## Exercise aim
Write out every entry word for word.

Start of Supplied data

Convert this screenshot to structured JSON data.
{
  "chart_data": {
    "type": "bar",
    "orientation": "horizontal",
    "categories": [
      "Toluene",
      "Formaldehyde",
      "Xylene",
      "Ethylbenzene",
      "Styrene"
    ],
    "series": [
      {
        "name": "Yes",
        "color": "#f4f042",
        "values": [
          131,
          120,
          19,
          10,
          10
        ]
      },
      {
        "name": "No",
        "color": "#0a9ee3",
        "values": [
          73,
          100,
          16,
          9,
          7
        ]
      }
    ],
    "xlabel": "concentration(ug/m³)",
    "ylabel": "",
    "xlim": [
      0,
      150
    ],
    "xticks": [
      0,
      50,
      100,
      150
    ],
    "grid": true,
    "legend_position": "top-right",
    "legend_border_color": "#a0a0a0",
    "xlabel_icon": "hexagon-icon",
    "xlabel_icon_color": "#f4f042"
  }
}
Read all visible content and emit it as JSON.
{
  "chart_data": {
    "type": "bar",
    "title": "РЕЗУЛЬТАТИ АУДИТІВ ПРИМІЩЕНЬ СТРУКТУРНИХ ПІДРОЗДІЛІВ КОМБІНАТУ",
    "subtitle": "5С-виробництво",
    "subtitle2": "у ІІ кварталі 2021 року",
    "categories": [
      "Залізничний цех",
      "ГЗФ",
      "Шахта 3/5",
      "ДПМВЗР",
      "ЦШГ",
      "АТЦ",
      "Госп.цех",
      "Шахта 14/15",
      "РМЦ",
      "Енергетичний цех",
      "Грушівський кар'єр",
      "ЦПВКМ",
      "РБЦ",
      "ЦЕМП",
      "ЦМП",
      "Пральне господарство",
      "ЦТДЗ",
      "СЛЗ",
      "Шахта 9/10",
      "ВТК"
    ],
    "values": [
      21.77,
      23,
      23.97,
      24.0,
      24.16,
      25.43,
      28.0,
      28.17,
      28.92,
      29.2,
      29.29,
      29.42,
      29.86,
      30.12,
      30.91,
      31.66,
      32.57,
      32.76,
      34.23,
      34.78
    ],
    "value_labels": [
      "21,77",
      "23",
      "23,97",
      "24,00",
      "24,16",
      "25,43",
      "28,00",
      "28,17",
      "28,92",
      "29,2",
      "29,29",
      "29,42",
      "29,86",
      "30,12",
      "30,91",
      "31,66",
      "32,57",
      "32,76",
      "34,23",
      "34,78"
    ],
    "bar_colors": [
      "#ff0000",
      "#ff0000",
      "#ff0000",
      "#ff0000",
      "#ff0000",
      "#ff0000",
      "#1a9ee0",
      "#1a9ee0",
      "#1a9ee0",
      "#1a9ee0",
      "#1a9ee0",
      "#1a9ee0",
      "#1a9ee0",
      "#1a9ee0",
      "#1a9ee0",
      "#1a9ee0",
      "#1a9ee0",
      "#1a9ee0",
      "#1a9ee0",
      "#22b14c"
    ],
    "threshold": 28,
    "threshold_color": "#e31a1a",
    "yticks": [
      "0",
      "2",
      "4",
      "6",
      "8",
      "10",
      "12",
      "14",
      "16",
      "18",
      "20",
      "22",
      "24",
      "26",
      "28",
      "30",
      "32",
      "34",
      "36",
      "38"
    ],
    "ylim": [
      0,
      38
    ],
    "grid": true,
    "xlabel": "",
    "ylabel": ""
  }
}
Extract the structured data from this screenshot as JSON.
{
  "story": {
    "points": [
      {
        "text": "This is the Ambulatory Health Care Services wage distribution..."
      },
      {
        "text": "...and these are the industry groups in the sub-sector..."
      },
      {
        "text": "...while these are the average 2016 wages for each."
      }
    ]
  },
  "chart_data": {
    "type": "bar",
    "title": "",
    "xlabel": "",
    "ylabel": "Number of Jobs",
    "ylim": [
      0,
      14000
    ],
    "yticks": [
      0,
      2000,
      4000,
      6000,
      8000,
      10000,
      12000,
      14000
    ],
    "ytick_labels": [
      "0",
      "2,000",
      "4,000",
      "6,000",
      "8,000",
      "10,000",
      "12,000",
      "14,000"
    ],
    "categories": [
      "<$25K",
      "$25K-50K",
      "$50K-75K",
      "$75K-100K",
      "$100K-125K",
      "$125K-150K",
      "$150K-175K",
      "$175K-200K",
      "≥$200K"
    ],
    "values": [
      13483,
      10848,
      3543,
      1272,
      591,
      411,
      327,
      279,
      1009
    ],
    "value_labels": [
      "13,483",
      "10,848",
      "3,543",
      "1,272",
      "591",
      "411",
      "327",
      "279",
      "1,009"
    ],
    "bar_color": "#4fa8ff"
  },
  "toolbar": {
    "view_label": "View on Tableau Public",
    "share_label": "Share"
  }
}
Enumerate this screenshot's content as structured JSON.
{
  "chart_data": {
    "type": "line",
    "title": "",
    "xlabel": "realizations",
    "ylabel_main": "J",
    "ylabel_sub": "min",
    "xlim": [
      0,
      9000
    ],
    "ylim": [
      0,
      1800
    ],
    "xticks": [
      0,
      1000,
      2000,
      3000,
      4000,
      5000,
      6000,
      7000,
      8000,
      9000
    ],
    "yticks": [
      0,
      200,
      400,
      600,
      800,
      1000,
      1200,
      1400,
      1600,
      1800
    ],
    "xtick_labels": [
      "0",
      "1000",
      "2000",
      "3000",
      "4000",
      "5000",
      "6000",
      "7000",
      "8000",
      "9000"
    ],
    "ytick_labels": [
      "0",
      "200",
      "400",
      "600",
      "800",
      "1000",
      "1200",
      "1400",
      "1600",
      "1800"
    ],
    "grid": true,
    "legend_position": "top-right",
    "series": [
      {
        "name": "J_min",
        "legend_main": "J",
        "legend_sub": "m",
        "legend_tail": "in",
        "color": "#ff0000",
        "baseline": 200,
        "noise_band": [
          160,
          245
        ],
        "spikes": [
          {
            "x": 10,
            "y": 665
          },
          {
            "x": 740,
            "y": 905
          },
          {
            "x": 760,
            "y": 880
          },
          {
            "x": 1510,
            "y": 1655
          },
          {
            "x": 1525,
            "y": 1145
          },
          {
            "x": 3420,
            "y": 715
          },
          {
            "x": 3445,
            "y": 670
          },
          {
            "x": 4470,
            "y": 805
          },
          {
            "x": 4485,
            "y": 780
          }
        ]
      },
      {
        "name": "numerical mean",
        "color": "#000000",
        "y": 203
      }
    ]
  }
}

End of Supplied data

## Final answer
Convert this screenshot to structured JSON data.
{
  "chart_data": {
    "type": "bar",
    "orientation": "horizontal",
    "categories": [
      "Toluene",
      "Formaldehyde",
      "Xylene",
      "Ethylbenzene",
      "Styrene"
    ],
    "series": [
      {
        "name": "Yes",
        "color": "#f4f042",
        "values": [
          131,
          120,
          19,
          10,
          10
        ]
      },
      {
        "name": "No",
        "color": "#0a9ee3",
        "values": [
          73,
          100,
          16,
          9,
          7
        ]
      }
    ],
    "xlabel": "concentration(ug/m³)",
    "ylabel": "",
    "xlim": [
      0,
      150
    ],
    "xticks": [
      0,
      50,
      100,
      150
    ],
    "grid": true,
    "legend_position": "top-right",
    "legend_border_color": "#a0a0a0",
    "xlabel_icon": "hexagon-icon",
    "xlabel_icon_color": "#f4f042"
  }
}
Read all visible content and emit it as JSON.
{
  "chart_data": {
    "type": "bar",
    "title": "РЕЗУЛЬТАТИ АУДИТІВ ПРИМІЩЕНЬ СТРУКТУРНИХ ПІДРОЗДІЛІВ КОМБІНАТУ",
    "subtitle": "5С-виробництво",
    "subtitle2": "у ІІ кварталі 2021 року",
    "categories": [
      "Залізничний цех",
      "ГЗФ",
      "Шахта 3/5",
      "ДПМВЗР",
      "ЦШГ",
      "АТЦ",
      "Госп.цех",
      "Шахта 14/15",
      "РМЦ",
      "Енергетичний цех",
      "Грушівський кар'єр",
      "ЦПВКМ",
      "РБЦ",
      "ЦЕМП",
      "ЦМП",
      "Пральне господарство",
      "ЦТДЗ",
      "СЛЗ",
      "Шахта 9/10",
      "ВТК"
    ],
    "values": [
      21.77,
      23,
      23.97,
      24.0,
      24.16,
      25.43,
      28.0,
      28.17,
      28.92,
      29.2,
      29.29,
      29.42,
      29.86,
      30.12,
      30.91,
      31.66,
      32.57,
      32.76,
      34.23,
      34.78
    ],
    "value_labels": [
      "21,77",
      "23",
      "23,97",
      "24,00",
      "24,16",
      "25,43",
      "28,00",
      "28,17",
      "28,92",
      "29,2",
      "29,29",
      "29,42",
      "29,86",
      "30,12",
      "30,91",
      "31,66",
      "32,57",
      "32,76",
      "34,23",
      "34,78"
    ],
    "bar_colors": [
      "#ff0000",
      "#ff0000",
      "#ff0000",
      "#ff0000",
      "#ff0000",
      "#ff0000",
      "#1a9ee0",
      "#1a9ee0",
      "#1a9ee0",
      "#1a9ee0",
      "#1a9ee0",
      "#1a9ee0",
      "#1a9ee0",
      "#1a9ee0",
      "#1a9ee0",
      "#1a9ee0",
      "#1a9ee0",
      "#1a9ee0",
      "#1a9ee0",
      "#22b14c"
    ],
    "threshold": 28,
    "threshold_color": "#e31a1a",
    "yticks": [
      "0",
      "2",
      "4",
      "6",
      "8",
      "10",
      "12",
      "14",
      "16",
      "18",
      "20",
      "22",
      "24",
      "26",
      "28",
      "30",
      "32",
      "34",
      "36",
      "38"
    ],
    "ylim": [
      0,
      38
    ],
    "grid": true,
    "xlabel": "",
    "ylabel": ""
  }
}
Extract the structured data from this screenshot as JSON.
{
  "story": {
    "points": [
      {
        "text": "This is the Ambulatory Health Care Services wage distribution..."
      },
      {
        "text": "...and these are the industry groups in the sub-sector..."
      },
      {
        "text": "...while these are the average 2016 wages for each."
      }
    ]
  },
  "chart_data": {
    "type": "bar",
    "title": "",
    "xlabel": "",
    "ylabel": "Number of Jobs",
    "ylim": [
      0,
      14000
    ],
    "yticks": [
      0,
      2000,
      4000,
      6000,
      8000,
      10000,
      12000,
      14000
    ],
    "ytick_labels": [
      "0",
      "2,000",
      "4,000",
      "6,000",
      "8,000",
      "10,000",
      "12,000",
      "14,000"
    ],
    "categories": [
      "<$25K",
      "$25K-50K",
      "$50K-75K",
      "$75K-100K",
      "$100K-125K",
      "$125K-150K",
      "$150K-175K",
      "$175K-200K",
      "≥$200K"
    ],
    "values": [
      13483,
      10848,
      3543,
      1272,
      591,
      411,
      327,
      279,
      1009
    ],
    "value_labels": [
      "13,483",
      "10,848",
      "3,543",
      "1,272",
      "591",
      "411",
      "327",
      "279",
      "1,009"
    ],
    "bar_color": "#4fa8ff"
  },
  "toolbar": {
    "view_label": "View on Tableau Public",
    "share_label": "Share"
  }
}
Enumerate this screenshot's content as structured JSON.
{
  "chart_data": {
    "type": "line",
    "title": "",
    "xlabel": "realizations",
    "ylabel_main": "J",
    "ylabel_sub": "min",
    "xlim": [
      0,
      9000
    ],
    "ylim": [
      0,
      1800
    ],
    "xticks": [
      0,
      1000,
      2000,
      3000,
      4000,
      5000,
      6000,
      7000,
      8000,
      9000
    ],
    "yticks": [
      0,
      200,
      400,
      600,
      800,
      1000,
      1200,
      1400,
      1600,
      1800
    ],
    "xtick_labels": [
      "0",
      "1000",
      "2000",
      "3000",
      "4000",
      "5000",
      "6000",
      "7000",
      "8000",
      "9000"
    ],
    "ytick_labels": [
      "0",
      "200",
      "400",
      "600",
      "800",
      "1000",
      "1200",
      "1400",
      "1600",
      "1800"
    ],
    "grid": true,
    "legend_position": "top-right",
    "series": [
      {
        "name": "J_min",
        "legend_main": "J",
        "legend_sub": "m",
        "legend_tail": "in",
        "color": "#ff0000",
        "baseline": 200,
        "noise_band": [
          160,
          245
        ],
        "spikes": [
          {
            "x": 10,
            "y": 665
          },
          {
            "x": 740,
            "y": 905
          },
          {
            "x": 760,
            "y": 880
          },
          {
            "x": 1510,
            "y": 1655
          },
          {
            "x": 1525,
            "y": 1145
          },
          {
            "x": 3420,
            "y": 715
          },
          {
            "x": 3445,
            "y": 670
          },
          {
            "x": 4470,
            "y": 805
          },
          {
            "x": 4485,
            "y": 780
          }
        ]
      },
      {
        "name": "numerical mean",
        "color": "#000000",
        "y": 203
      }
    ]
  }
}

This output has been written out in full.